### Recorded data
================
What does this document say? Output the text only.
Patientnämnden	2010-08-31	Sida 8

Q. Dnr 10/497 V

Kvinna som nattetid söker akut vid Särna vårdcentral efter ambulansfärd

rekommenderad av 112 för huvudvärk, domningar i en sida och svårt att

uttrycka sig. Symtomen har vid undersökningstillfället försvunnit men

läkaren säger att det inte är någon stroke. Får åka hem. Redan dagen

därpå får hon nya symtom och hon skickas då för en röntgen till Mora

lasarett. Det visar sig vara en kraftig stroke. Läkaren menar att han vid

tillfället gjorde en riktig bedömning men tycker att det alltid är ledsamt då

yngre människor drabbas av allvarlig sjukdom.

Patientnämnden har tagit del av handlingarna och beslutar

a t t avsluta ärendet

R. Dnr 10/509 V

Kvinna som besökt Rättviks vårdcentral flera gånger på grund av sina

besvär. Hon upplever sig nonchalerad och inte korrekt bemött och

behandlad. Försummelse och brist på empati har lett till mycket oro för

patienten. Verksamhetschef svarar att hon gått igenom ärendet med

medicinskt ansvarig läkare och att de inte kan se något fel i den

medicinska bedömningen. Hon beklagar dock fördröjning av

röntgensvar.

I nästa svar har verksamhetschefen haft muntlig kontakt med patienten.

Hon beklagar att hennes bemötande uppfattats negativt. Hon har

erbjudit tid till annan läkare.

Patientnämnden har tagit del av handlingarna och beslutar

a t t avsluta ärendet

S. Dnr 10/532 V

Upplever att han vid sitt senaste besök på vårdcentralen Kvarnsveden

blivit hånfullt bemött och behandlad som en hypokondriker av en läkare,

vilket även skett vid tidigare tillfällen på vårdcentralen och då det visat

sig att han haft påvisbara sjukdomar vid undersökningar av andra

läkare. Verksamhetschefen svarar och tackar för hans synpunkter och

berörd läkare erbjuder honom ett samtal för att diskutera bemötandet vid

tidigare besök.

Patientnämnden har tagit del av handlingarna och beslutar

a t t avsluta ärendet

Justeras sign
================
### WHAT TO WORK ON
Please make an exact copy of the entries, down to the last character.

### TASK RESULT
What does this document say? Output the text only.
Patientnämnden	2010-08-31	Sida 8

Q. Dnr 10/497 V

Kvinna som nattetid söker akut vid Särna vårdcentral efter ambulansfärd

rekommenderad av 112 för huvudvärk, domningar i en sida och svårt att

uttrycka sig. Symtomen har vid undersökningstillfället försvunnit men

läkaren säger att det inte är någon stroke. Får åka hem. Redan dagen

därpå får hon nya symtom och hon skickas då för en röntgen till Mora

lasarett. Det visar sig vara en kraftig stroke. Läkaren menar att han vid

tillfället gjorde en riktig bedömning men tycker att det alltid är ledsamt då

yngre människor drabbas av allvarlig sjukdom.

Patientnämnden har tagit del av handlingarna och beslutar

a t t avsluta ärendet

R. Dnr 10/509 V

Kvinna som besökt Rättviks vårdcentral flera gånger på grund av sina

besvär. Hon upplever sig nonchalerad och inte korrekt bemött och

behandlad. Försummelse och brist på empati har lett till mycket oro för

patienten. Verksamhetschef svarar att hon gått igenom ärendet med

medicinskt ansvarig läkare och att de inte kan se något fel i den

medicinska bedömningen. Hon beklagar dock fördröjning av

röntgensvar.

I nästa svar har verksamhetschefen haft muntlig kontakt med patienten.

Hon beklagar att hennes bemötande uppfattats negativt. Hon har

erbjudit tid till annan läkare.

Patientnämnden har tagit del av handlingarna och beslutar

a t t avsluta ärendet

S. Dnr 10/532 V

Upplever att han vid sitt senaste besök på vårdcentralen Kvarnsveden

blivit hånfullt bemött och behandlad som en hypokondriker av en läkare,

vilket även skett vid tidigare tillfällen på vårdcentralen och då det visat

sig att han haft påvisbara sjukdomar vid undersökningar av andra

läkare. Verksamhetschefen svarar och tackar för hans synpunkter och

berörd läkare erbjuder honom ett samtal för att diskutera bemötandet vid

tidigare besök.

Patientnämnden har tagit del av handlingarna och beslutar

a t t avsluta ärendet

Justeras sign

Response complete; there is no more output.